WHAT IS NEEDED ::
Could you copy every line from the material below in which "moment" appears?

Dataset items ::
───
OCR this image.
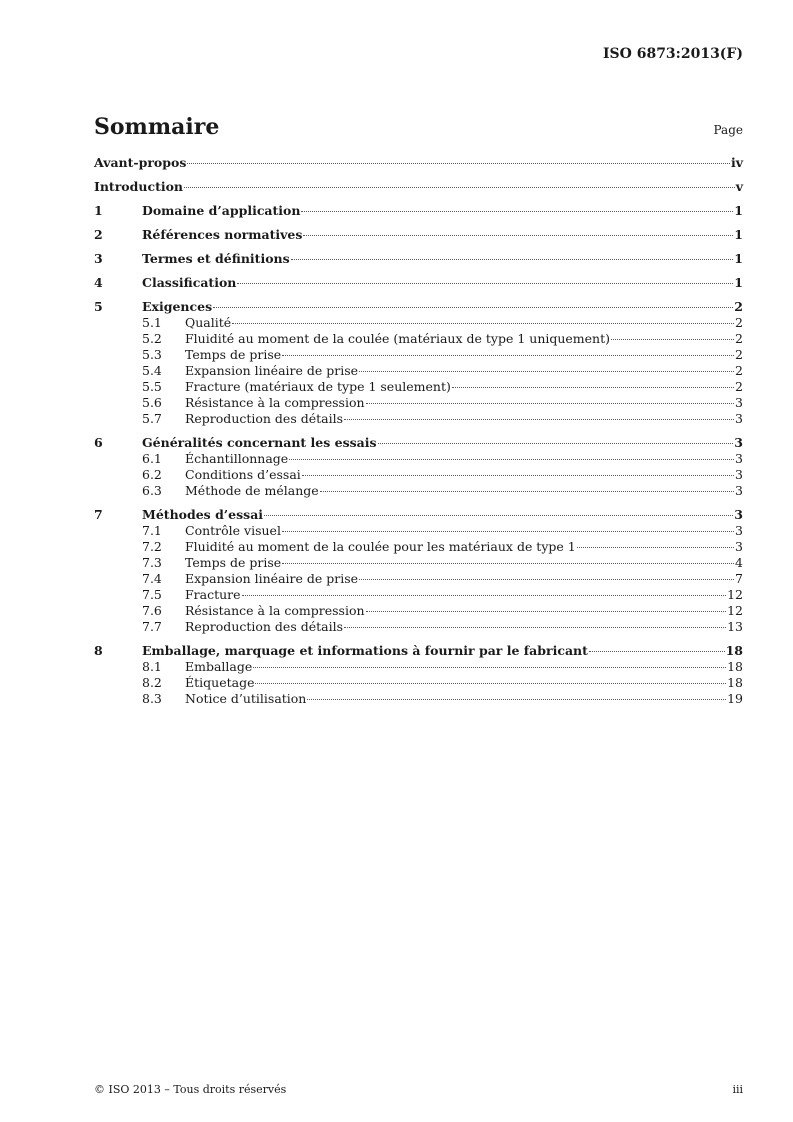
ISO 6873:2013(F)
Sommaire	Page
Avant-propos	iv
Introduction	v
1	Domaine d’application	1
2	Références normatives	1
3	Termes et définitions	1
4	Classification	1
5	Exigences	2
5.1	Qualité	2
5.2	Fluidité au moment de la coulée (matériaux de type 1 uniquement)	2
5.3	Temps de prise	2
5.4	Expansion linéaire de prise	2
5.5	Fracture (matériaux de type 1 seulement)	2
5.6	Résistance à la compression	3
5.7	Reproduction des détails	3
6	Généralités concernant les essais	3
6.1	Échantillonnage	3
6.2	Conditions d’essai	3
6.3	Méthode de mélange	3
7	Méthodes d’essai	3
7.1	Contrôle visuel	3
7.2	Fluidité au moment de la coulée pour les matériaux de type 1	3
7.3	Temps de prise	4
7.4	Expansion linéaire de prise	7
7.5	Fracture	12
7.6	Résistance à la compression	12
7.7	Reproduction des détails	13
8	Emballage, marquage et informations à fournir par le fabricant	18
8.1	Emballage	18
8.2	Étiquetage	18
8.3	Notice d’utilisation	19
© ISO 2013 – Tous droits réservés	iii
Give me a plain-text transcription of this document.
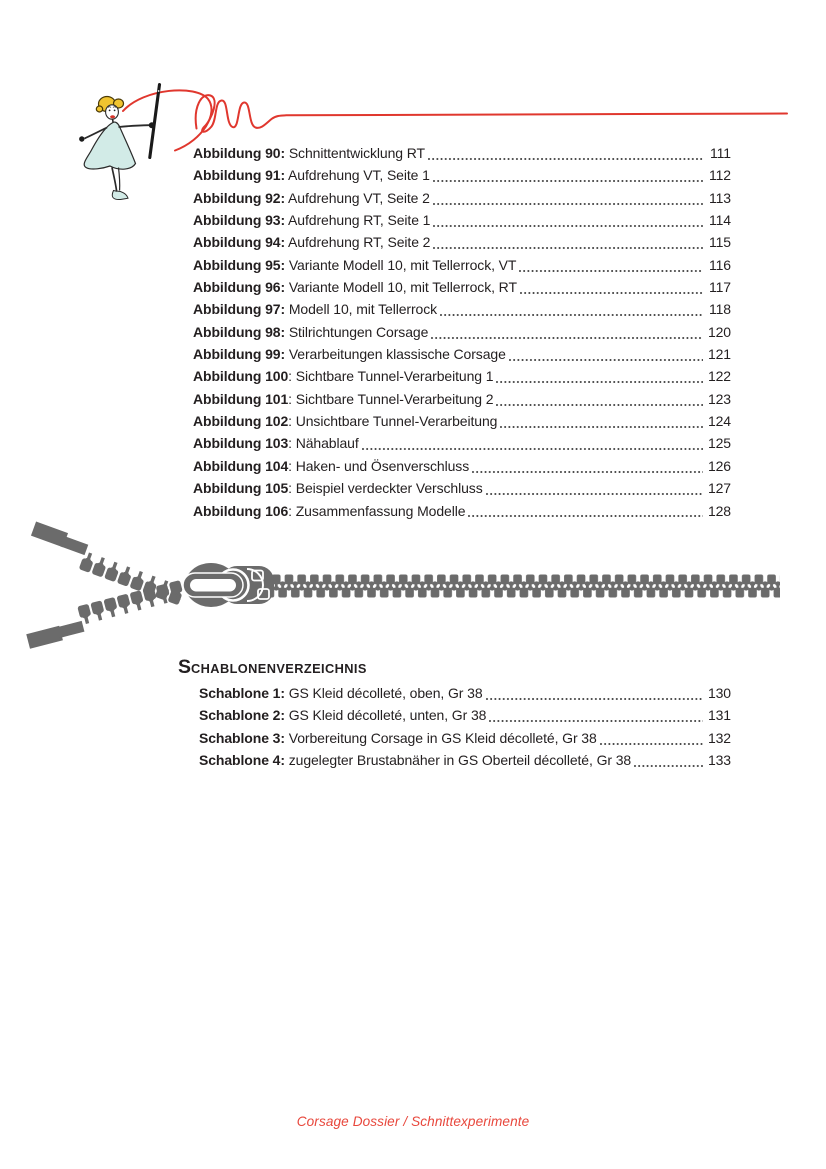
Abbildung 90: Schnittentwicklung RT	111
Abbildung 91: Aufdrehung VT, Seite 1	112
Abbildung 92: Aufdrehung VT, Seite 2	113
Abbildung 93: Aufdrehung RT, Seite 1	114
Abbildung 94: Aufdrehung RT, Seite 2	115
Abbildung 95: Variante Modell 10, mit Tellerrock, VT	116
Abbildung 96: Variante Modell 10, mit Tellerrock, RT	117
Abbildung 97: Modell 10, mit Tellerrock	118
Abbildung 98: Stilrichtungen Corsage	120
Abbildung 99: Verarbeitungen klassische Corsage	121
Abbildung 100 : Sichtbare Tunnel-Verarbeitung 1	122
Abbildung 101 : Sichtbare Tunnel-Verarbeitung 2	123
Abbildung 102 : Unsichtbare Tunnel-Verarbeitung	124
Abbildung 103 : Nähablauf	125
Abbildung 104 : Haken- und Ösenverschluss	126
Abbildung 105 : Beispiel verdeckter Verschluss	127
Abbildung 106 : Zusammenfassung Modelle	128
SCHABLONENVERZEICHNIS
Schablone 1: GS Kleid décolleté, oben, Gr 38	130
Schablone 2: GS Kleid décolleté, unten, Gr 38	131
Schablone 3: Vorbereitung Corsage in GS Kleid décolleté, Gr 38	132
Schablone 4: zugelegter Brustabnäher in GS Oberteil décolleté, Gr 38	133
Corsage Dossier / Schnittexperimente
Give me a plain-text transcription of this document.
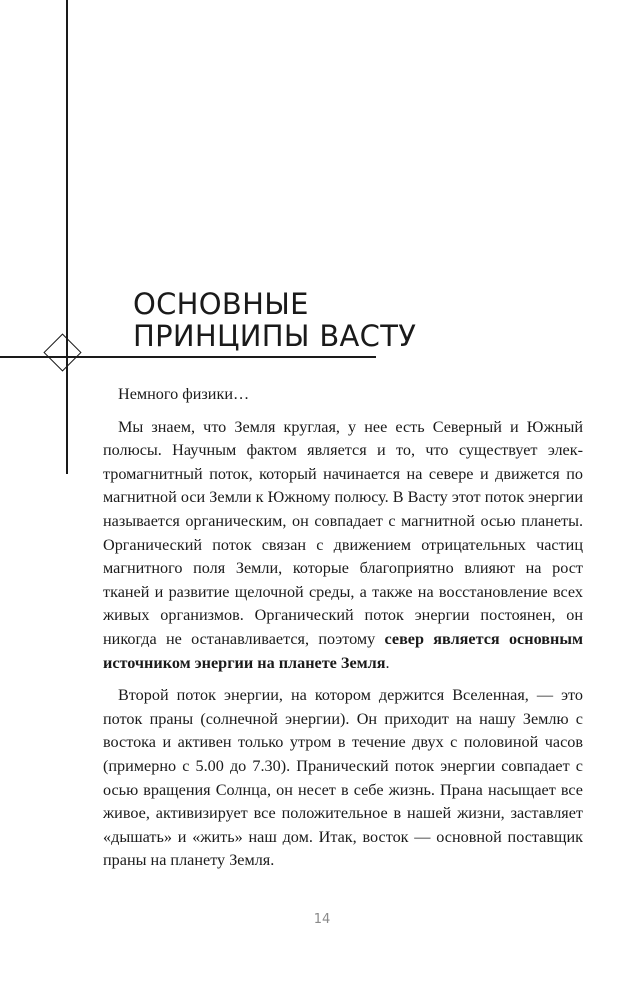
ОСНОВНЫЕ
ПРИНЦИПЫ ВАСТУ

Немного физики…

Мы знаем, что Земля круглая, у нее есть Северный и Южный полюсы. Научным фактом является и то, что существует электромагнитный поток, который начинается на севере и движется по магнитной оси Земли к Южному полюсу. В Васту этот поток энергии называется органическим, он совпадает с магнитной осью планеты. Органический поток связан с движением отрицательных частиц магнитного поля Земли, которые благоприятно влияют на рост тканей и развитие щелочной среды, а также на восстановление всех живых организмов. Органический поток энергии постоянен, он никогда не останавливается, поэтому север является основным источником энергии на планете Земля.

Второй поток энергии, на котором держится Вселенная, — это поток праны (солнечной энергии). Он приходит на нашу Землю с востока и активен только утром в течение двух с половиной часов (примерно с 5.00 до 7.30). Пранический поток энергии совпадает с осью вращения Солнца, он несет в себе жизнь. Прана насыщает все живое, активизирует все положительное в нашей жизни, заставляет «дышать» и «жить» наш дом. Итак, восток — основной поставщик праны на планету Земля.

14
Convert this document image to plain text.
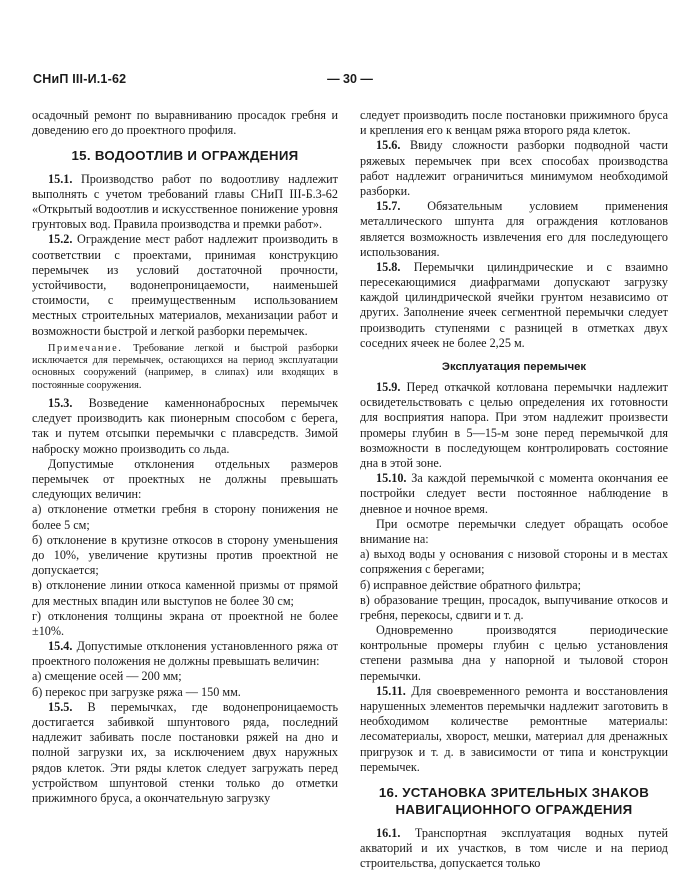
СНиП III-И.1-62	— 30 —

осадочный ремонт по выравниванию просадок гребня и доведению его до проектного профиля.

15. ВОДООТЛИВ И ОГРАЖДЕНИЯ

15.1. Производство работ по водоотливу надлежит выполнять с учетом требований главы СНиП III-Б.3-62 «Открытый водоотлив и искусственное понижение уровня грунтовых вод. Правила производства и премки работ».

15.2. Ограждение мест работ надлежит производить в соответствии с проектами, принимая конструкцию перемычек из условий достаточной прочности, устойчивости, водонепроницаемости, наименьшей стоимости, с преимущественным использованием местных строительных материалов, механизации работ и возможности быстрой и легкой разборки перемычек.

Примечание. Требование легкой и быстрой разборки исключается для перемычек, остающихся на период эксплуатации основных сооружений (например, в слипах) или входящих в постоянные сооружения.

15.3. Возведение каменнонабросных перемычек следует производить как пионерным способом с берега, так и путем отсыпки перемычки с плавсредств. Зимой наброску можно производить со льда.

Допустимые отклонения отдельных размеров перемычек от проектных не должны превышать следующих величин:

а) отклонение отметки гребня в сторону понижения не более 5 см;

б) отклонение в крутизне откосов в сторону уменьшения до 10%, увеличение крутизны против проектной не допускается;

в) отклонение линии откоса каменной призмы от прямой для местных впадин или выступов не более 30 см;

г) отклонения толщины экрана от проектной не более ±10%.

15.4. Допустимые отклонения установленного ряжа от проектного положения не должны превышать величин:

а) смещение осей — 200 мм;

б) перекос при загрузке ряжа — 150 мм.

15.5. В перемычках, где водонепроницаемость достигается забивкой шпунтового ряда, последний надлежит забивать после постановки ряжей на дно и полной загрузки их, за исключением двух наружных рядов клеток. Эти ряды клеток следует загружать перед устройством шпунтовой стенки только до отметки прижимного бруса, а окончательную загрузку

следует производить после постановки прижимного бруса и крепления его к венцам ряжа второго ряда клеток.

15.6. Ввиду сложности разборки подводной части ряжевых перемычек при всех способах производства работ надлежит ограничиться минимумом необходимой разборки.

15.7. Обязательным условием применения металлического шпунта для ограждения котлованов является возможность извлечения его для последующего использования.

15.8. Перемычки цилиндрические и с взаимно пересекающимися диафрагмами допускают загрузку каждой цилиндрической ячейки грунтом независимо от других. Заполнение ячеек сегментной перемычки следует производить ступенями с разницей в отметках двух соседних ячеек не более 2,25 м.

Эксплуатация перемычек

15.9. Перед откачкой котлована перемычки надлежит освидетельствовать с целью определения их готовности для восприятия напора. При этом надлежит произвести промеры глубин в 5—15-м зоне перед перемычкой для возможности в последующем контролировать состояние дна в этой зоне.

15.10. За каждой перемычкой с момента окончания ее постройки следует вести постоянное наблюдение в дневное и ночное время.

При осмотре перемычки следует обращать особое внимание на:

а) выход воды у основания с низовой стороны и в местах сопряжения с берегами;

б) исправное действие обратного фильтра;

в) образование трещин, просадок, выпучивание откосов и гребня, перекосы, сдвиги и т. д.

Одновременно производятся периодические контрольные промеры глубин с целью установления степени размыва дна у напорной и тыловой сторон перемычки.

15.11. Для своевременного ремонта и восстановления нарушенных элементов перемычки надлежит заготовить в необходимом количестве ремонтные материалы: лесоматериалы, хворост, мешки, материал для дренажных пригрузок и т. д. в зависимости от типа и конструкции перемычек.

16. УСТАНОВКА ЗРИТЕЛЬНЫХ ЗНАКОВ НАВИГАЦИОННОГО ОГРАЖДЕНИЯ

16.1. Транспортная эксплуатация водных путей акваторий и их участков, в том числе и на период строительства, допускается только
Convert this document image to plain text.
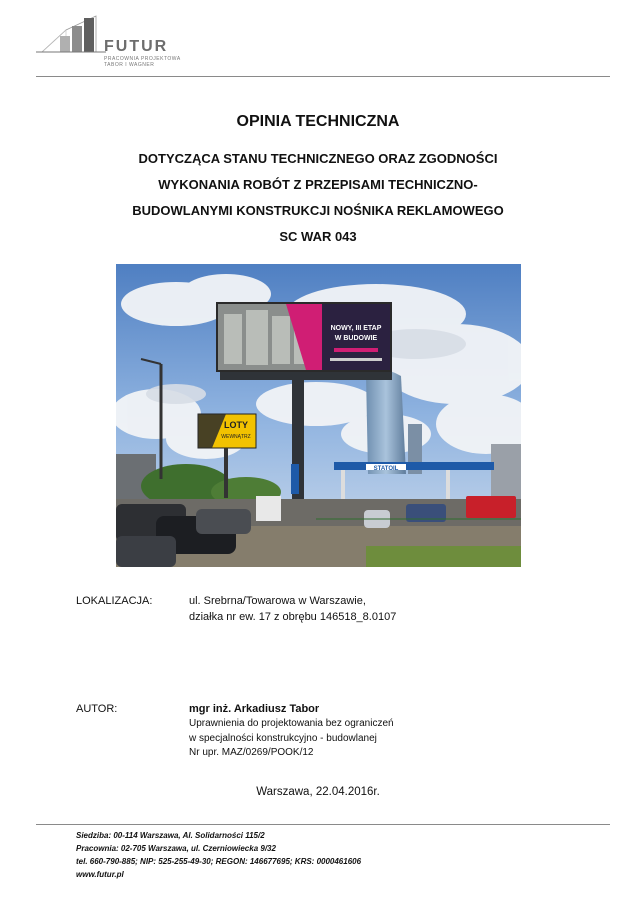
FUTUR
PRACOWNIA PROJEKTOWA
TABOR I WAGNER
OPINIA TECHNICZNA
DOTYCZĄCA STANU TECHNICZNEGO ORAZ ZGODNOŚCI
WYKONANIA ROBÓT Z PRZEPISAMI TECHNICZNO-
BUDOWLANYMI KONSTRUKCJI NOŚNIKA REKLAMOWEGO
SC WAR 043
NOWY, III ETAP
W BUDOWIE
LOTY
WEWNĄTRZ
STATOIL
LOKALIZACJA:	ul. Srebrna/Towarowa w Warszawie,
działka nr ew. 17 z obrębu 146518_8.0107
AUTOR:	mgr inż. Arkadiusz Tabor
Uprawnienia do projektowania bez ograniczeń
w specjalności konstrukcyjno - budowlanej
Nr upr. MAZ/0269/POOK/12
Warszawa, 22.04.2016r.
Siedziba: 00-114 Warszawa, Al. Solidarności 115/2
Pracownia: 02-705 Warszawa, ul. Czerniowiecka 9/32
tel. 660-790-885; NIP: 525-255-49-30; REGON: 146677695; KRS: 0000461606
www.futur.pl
───
TASK OUTPUT ::
5.2	Fluidité au moment de la coulée (matériaux de type 1 uniquement)	2
7.2	Fluidité au moment de la coulée pour les matériaux de type 1	3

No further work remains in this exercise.